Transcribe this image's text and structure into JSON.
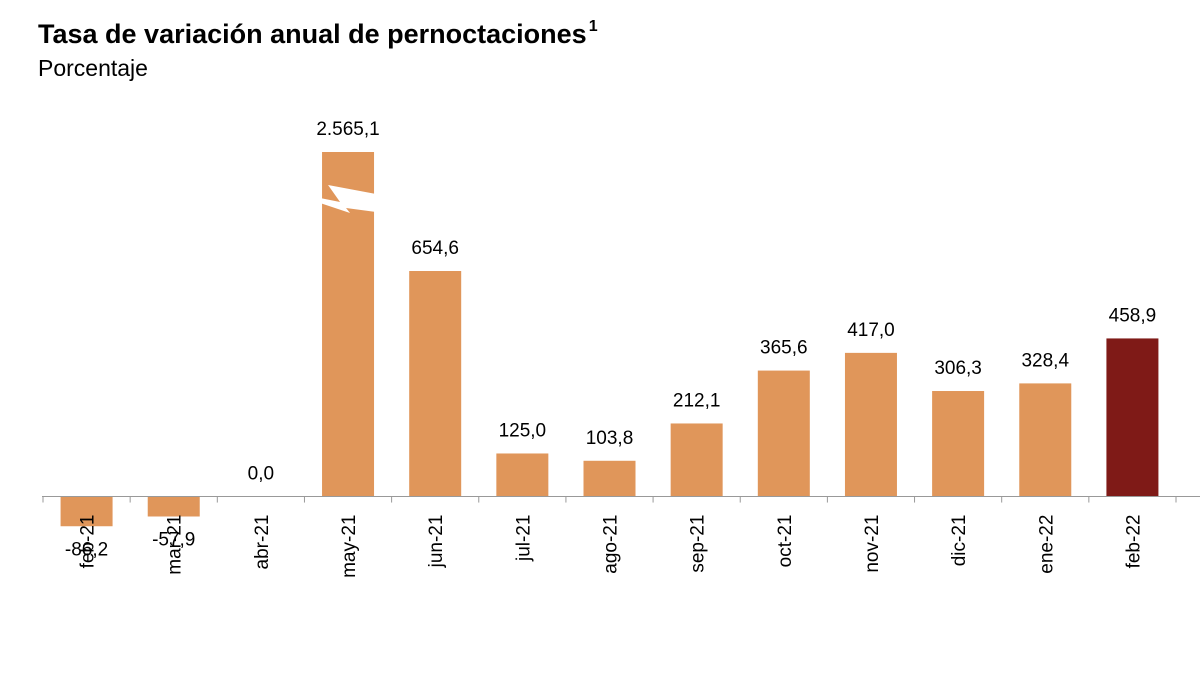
{
  "chart_data": {
    "type": "bar",
    "title": "Tasa de variación anual de pernoctaciones",
    "title_note": "1",
    "subtitle": "Porcentaje",
    "categories": [
      "feb-21",
      "mar-21",
      "abr-21",
      "may-21",
      "jun-21",
      "jul-21",
      "ago-21",
      "sep-21",
      "oct-21",
      "nov-21",
      "dic-21",
      "ene-22",
      "feb-22"
    ],
    "values": [
      -86.2,
      -57.9,
      0.0,
      2565.1,
      654.6,
      125.0,
      103.8,
      212.1,
      365.6,
      417.0,
      306.3,
      328.4,
      458.9
    ],
    "value_labels": [
      "-86,2",
      "-57,9",
      "0,0",
      "2.565,1",
      "654,6",
      "125,0",
      "103,8",
      "212,1",
      "365,6",
      "417,0",
      "306,3",
      "328,4",
      "458,9"
    ],
    "colors": [
      "#e0965a",
      "#e0965a",
      "#e0965a",
      "#e0965a",
      "#e0965a",
      "#e0965a",
      "#e0965a",
      "#e0965a",
      "#e0965a",
      "#e0965a",
      "#e0965a",
      "#e0965a",
      "#7f1a17"
    ],
    "ylim": [
      -100,
      1000
    ],
    "axis_break": true
  }
}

**What you will do:**
Transcribe all of the records above character for character. Exclude the pictures.

**Written answer:**
Transcribe this image's text and structure into JSON.
{
  "chart_data": {
    "type": "bar",
    "title": "Tasa de variación anual de pernoctaciones",
    "title_note": "1",
    "subtitle": "Porcentaje",
    "categories": [
      "feb-21",
      "mar-21",
      "abr-21",
      "may-21",
      "jun-21",
      "jul-21",
      "ago-21",
      "sep-21",
      "oct-21",
      "nov-21",
      "dic-21",
      "ene-22",
      "feb-22"
    ],
    "values": [
      -86.2,
      -57.9,
      0.0,
      2565.1,
      654.6,
      125.0,
      103.8,
      212.1,
      365.6,
      417.0,
      306.3,
      328.4,
      458.9
    ],
    "value_labels": [
      "-86,2",
      "-57,9",
      "0,0",
      "2.565,1",
      "654,6",
      "125,0",
      "103,8",
      "212,1",
      "365,6",
      "417,0",
      "306,3",
      "328,4",
      "458,9"
    ],
    "colors": [
      "#e0965a",
      "#e0965a",
      "#e0965a",
      "#e0965a",
      "#e0965a",
      "#e0965a",
      "#e0965a",
      "#e0965a",
      "#e0965a",
      "#e0965a",
      "#e0965a",
      "#e0965a",
      "#7f1a17"
    ],
    "ylim": [
      -100,
      1000
    ],
    "axis_break": true
  }
}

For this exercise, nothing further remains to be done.